#### [Exercise directions]
Search the listing for the string "screenshot" and copy every line that contains it.

#### [Dataset entries]

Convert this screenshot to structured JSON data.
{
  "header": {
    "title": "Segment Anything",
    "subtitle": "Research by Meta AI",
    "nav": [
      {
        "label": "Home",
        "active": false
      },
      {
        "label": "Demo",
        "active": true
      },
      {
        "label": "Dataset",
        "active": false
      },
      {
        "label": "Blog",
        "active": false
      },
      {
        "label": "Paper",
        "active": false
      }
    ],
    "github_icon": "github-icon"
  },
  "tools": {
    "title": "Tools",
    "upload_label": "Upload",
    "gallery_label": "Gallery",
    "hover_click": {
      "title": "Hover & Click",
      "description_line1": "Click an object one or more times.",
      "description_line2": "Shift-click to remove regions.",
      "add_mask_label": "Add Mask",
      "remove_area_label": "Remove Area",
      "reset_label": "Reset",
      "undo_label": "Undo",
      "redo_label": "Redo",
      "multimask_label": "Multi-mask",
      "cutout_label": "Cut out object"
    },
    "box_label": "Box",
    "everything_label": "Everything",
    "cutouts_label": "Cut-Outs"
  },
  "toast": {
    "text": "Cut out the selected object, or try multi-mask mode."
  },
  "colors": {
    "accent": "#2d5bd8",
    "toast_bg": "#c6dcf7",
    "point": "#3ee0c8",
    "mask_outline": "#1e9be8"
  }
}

* * *

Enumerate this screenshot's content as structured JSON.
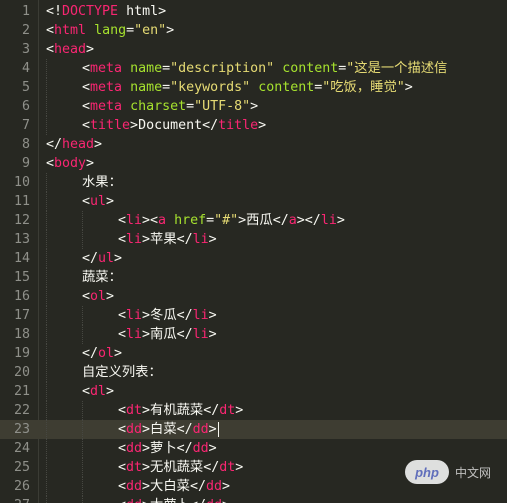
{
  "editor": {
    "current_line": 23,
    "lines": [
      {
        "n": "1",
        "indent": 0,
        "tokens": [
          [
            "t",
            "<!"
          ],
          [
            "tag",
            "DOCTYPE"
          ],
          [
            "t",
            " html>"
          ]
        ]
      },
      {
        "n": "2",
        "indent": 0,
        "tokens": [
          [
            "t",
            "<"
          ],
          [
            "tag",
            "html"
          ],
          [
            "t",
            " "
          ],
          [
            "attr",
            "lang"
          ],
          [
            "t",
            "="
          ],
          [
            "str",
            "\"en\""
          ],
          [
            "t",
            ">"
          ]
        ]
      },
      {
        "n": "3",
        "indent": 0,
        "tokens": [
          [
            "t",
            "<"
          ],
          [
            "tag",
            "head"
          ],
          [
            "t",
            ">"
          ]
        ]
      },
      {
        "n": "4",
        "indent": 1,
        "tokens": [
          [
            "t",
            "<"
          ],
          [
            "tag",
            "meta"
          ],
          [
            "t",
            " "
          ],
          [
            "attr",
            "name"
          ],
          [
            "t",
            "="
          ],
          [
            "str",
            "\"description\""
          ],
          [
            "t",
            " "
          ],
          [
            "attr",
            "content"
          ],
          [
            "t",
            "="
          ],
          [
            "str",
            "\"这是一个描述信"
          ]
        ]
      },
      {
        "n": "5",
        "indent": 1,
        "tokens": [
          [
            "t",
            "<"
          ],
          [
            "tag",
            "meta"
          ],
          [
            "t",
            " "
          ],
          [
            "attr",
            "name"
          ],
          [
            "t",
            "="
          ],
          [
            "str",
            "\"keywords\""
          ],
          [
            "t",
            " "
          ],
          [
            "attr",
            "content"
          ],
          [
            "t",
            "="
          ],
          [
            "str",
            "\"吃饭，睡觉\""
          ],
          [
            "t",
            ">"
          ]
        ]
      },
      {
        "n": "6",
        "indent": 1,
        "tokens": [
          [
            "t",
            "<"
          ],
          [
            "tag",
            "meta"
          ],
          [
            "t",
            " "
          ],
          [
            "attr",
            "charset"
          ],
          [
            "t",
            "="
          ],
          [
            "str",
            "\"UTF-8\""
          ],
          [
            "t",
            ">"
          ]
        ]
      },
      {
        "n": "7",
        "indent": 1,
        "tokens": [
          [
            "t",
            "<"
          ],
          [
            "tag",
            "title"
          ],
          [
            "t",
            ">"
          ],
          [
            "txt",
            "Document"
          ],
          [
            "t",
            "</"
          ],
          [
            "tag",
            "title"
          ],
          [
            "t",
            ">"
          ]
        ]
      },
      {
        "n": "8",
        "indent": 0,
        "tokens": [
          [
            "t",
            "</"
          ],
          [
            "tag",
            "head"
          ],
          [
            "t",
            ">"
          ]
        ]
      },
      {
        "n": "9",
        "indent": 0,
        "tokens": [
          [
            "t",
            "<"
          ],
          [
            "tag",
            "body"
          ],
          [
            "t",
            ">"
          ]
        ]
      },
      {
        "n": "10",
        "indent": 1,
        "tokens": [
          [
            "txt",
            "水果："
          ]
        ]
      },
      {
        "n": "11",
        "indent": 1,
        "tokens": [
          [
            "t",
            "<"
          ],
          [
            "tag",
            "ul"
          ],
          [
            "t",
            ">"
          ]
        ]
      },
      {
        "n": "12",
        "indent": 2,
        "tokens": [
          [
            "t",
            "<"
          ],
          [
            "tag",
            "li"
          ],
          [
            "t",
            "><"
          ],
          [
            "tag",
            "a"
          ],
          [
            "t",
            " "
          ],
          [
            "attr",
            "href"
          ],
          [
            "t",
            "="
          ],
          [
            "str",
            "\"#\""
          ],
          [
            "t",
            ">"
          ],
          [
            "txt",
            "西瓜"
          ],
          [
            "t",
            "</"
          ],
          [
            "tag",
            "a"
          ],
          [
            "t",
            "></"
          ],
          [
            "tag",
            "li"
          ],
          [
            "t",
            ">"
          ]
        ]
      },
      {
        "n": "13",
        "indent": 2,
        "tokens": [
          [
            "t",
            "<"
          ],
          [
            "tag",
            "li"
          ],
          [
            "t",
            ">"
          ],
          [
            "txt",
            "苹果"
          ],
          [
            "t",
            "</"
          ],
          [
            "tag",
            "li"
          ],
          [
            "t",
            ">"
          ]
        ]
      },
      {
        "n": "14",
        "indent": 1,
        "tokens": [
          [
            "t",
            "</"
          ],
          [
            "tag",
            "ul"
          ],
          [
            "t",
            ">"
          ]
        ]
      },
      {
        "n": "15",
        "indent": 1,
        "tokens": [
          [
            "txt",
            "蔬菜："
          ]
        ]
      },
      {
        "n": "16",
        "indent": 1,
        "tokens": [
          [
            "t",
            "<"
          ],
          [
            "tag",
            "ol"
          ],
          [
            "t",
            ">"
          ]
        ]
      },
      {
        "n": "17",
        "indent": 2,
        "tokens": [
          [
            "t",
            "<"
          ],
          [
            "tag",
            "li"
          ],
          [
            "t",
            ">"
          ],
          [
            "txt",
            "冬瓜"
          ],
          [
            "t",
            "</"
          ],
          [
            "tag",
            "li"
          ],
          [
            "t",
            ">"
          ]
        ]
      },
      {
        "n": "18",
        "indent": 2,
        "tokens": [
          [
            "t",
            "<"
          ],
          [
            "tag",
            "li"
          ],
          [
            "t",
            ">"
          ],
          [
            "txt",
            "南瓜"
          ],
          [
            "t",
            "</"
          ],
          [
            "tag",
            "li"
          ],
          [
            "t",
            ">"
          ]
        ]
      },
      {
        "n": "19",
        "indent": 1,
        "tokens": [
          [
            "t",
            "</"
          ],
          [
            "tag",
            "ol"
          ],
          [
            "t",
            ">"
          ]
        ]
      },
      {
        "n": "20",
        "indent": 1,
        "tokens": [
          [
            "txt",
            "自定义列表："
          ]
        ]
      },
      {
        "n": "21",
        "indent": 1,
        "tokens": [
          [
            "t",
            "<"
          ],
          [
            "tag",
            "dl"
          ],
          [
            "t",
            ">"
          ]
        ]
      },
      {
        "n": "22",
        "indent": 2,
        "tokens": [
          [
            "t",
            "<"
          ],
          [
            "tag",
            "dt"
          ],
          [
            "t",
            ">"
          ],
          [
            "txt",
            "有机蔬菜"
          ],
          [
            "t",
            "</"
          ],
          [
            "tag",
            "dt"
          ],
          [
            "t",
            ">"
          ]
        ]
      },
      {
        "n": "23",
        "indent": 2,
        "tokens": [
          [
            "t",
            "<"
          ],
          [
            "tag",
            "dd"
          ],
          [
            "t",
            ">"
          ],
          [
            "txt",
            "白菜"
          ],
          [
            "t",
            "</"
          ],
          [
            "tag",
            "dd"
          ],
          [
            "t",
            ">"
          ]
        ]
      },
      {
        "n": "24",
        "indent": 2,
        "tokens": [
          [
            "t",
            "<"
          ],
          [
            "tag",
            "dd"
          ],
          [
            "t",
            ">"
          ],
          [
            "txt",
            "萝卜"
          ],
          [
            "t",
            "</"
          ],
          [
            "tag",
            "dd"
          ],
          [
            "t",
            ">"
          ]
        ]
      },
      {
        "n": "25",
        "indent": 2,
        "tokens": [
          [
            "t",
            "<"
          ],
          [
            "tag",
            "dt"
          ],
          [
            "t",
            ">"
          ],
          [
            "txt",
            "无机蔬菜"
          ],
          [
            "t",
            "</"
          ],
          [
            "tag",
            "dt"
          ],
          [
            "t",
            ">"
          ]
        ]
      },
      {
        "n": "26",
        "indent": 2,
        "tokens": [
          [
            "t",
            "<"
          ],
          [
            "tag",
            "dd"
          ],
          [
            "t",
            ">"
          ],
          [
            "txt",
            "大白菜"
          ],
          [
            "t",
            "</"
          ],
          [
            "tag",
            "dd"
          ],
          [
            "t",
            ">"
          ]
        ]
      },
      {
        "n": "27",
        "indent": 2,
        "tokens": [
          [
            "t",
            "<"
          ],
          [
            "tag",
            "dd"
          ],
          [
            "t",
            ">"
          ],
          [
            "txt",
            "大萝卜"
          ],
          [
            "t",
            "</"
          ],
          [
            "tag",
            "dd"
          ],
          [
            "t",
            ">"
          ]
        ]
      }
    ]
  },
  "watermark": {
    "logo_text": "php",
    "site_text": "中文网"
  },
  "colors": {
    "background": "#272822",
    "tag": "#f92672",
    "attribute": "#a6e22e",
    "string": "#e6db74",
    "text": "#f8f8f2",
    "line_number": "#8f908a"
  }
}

#### [Exercise response]
Convert this screenshot to structured JSON data.
Enumerate this screenshot's content as structured JSON.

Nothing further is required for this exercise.